**Data for the task**
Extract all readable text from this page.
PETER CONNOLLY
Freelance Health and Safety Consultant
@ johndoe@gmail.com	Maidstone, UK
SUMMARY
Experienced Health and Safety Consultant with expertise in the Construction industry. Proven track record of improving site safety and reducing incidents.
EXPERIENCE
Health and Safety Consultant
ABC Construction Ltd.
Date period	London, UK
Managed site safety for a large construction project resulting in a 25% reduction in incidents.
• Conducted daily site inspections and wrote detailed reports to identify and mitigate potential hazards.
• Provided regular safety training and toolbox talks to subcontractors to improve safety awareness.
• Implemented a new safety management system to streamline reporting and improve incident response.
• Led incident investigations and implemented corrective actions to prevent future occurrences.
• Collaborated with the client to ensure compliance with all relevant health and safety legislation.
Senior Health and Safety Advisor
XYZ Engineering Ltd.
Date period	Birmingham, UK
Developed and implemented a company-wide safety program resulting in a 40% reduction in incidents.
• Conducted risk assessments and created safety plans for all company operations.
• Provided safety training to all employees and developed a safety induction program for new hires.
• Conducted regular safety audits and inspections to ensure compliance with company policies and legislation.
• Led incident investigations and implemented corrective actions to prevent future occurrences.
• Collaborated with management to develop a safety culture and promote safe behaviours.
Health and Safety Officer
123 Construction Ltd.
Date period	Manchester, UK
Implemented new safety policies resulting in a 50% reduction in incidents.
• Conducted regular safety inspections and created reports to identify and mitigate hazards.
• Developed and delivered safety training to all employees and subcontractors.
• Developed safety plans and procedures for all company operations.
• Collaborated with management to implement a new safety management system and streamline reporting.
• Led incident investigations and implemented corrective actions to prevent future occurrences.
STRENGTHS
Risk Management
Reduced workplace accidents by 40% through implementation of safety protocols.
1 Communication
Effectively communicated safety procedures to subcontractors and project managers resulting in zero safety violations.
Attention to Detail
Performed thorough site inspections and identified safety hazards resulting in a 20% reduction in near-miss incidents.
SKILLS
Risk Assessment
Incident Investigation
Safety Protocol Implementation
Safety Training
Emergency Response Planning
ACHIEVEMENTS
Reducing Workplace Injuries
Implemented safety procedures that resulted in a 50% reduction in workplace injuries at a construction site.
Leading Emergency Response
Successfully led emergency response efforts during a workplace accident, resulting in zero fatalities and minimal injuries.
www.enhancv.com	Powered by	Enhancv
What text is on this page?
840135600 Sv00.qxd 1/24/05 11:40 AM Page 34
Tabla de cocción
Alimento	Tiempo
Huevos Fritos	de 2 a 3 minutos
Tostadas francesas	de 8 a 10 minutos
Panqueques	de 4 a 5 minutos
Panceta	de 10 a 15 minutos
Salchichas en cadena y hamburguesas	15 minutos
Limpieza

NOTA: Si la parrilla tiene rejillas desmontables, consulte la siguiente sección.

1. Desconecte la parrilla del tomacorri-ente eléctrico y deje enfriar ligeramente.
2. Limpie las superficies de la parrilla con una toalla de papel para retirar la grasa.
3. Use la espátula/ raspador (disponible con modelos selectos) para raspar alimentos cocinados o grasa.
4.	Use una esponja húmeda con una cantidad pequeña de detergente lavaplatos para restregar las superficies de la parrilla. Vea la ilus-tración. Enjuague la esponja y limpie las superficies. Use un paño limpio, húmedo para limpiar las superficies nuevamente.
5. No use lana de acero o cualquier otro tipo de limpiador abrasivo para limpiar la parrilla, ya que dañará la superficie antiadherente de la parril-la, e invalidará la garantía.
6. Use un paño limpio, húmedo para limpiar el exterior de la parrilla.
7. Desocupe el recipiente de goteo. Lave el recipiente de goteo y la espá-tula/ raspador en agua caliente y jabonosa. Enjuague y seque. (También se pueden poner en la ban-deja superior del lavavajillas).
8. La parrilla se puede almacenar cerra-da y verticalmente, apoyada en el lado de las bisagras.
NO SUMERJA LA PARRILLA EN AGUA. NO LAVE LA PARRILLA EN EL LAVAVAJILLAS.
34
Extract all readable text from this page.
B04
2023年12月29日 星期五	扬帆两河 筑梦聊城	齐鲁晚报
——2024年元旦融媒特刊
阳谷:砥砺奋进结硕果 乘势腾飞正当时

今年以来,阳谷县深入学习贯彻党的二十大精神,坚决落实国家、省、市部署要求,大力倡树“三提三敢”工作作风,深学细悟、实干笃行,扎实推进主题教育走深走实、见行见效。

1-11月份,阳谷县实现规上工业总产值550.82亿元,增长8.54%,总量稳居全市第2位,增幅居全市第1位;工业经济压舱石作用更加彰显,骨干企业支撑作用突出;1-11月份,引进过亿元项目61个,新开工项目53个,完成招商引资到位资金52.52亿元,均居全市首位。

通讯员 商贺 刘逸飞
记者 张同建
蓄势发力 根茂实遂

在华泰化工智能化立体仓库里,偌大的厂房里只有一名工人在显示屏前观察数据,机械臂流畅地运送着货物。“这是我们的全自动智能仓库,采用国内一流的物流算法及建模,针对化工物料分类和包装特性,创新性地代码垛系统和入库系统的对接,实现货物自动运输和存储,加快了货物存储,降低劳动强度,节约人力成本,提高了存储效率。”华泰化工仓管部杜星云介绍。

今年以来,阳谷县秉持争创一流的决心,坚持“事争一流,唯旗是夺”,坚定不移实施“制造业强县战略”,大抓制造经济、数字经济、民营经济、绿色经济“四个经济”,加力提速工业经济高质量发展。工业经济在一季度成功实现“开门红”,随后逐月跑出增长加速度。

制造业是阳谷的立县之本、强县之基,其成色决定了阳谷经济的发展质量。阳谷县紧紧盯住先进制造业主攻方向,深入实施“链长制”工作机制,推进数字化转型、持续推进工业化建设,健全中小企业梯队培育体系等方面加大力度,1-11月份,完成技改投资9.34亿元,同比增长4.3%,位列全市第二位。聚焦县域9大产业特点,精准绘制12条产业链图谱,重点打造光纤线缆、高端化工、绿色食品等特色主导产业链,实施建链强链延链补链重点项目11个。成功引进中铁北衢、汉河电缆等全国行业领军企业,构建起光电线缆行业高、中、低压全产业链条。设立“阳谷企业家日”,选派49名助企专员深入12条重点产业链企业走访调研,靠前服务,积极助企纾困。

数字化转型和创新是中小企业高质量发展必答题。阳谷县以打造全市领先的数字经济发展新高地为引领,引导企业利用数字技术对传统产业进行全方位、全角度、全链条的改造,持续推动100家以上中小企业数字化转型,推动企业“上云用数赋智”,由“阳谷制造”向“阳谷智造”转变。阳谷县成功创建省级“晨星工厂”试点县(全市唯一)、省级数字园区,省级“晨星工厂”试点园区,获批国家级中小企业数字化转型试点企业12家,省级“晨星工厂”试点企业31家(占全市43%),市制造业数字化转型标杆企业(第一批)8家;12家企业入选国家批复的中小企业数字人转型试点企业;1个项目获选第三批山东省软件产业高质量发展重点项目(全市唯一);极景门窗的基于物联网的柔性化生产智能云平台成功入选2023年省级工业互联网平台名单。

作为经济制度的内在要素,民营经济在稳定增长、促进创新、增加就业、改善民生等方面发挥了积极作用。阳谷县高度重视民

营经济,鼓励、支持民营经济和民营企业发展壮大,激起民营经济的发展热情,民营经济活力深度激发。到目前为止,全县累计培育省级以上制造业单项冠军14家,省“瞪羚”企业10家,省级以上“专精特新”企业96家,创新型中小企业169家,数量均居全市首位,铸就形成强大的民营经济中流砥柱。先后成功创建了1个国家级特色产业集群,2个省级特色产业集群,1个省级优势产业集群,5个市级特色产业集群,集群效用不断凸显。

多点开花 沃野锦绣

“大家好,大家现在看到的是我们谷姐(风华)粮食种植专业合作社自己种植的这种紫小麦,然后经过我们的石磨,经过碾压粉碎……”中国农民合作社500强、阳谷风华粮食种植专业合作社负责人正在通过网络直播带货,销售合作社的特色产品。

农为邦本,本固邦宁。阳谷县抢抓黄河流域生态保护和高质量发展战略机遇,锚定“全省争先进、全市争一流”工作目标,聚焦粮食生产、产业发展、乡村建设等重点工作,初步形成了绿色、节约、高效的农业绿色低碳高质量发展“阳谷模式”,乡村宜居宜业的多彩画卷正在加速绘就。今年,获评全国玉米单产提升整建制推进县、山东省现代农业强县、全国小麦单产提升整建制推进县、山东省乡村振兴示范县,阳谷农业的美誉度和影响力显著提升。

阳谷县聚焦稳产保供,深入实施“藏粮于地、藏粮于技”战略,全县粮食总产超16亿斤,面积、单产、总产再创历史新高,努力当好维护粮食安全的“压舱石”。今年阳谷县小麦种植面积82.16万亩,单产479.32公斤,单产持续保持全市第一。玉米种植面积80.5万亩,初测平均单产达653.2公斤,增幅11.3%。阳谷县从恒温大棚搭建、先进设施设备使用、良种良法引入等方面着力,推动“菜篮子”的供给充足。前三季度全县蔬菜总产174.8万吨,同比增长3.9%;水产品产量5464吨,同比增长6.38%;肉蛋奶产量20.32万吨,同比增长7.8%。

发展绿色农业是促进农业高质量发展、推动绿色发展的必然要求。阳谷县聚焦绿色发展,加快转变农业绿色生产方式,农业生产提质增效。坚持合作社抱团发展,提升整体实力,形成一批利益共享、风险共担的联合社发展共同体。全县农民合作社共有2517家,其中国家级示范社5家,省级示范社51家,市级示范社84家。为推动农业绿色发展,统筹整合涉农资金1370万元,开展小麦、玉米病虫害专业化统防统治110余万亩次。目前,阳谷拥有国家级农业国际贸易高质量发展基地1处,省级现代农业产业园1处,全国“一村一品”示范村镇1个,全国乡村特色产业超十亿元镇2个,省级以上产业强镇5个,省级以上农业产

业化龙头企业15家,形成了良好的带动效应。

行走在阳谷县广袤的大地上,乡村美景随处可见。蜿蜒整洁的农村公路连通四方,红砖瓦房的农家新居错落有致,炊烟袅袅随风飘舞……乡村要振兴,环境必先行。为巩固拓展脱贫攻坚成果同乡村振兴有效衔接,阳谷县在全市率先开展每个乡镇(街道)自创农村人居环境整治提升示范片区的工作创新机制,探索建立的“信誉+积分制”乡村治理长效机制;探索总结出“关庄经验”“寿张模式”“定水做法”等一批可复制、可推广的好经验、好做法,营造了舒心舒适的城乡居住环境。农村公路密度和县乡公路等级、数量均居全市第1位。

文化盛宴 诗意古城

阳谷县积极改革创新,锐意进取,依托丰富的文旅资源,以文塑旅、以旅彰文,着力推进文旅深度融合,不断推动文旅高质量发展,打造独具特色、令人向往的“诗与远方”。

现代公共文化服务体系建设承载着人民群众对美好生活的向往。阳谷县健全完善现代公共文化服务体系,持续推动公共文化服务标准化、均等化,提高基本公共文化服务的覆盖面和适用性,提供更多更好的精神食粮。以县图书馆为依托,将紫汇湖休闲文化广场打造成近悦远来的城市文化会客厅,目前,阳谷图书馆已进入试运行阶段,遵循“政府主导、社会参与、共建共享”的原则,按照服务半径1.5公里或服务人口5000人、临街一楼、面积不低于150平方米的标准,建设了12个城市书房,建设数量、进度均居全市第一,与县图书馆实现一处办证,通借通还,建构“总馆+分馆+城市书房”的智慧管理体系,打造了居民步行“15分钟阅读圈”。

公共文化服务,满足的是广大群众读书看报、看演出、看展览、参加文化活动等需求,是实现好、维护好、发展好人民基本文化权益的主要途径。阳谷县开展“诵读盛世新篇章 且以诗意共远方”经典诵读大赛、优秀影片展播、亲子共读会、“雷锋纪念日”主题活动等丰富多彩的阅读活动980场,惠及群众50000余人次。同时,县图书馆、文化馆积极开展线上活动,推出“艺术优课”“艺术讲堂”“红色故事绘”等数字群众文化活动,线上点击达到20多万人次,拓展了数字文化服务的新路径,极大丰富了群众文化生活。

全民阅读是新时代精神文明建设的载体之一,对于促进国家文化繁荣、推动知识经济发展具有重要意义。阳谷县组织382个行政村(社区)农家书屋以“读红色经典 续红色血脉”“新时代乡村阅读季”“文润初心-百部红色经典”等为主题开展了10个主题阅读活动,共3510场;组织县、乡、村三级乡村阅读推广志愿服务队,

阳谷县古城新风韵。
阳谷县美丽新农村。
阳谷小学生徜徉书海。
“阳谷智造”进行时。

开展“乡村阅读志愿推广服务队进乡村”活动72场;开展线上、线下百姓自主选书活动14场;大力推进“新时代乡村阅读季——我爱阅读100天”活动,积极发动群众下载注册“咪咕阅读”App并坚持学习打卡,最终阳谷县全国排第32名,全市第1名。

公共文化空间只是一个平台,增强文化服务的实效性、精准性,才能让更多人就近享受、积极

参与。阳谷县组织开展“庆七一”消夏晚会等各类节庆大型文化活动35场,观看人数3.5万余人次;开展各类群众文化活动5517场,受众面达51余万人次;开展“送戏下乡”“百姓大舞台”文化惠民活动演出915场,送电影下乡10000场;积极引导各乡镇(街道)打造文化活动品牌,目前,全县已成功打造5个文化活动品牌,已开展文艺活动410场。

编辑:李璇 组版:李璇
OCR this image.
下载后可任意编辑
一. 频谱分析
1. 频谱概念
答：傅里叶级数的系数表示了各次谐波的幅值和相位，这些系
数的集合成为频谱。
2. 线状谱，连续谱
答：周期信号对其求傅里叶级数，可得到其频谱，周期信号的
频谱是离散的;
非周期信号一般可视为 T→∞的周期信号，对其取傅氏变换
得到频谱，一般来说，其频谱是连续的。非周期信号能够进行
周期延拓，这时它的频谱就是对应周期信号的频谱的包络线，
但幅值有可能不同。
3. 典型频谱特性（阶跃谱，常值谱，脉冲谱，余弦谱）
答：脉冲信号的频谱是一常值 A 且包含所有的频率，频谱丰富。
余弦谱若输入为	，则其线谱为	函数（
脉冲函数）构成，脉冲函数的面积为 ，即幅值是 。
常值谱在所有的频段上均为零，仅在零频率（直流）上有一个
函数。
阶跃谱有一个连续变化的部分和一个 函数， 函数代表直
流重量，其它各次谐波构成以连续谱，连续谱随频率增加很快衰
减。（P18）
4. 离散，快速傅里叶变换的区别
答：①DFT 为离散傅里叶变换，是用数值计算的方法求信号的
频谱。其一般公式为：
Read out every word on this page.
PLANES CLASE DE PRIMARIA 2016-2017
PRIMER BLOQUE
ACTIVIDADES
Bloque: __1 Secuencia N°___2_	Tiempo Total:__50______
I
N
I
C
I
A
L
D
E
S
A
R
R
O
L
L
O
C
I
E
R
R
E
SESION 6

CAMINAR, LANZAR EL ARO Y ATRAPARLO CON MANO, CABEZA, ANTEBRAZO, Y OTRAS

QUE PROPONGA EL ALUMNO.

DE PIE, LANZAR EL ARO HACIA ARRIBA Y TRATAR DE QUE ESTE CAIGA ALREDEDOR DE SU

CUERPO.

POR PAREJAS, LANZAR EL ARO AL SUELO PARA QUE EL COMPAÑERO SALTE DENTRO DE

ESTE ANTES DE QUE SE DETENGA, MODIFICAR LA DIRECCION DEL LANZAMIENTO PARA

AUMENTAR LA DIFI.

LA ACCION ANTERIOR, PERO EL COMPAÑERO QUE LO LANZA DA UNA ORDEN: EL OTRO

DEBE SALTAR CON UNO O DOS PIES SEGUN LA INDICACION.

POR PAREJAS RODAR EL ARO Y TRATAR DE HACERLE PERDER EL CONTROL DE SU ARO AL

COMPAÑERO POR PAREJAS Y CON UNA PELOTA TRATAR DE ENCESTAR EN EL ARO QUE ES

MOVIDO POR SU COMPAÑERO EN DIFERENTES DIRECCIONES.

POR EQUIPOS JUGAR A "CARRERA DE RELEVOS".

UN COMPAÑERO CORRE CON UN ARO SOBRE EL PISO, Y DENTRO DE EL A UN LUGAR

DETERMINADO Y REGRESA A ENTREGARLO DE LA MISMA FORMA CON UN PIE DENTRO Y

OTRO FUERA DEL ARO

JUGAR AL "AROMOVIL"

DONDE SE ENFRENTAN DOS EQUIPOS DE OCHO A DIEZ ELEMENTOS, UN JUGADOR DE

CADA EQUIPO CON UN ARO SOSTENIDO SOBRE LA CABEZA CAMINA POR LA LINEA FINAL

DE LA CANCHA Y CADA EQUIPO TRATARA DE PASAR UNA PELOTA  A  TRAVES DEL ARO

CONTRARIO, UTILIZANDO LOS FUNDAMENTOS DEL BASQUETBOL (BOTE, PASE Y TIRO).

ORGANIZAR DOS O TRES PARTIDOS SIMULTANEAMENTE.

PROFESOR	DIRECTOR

**Exercise goal**
Output a single number: how many lines contain the word "CABEZA".

**Task result**
2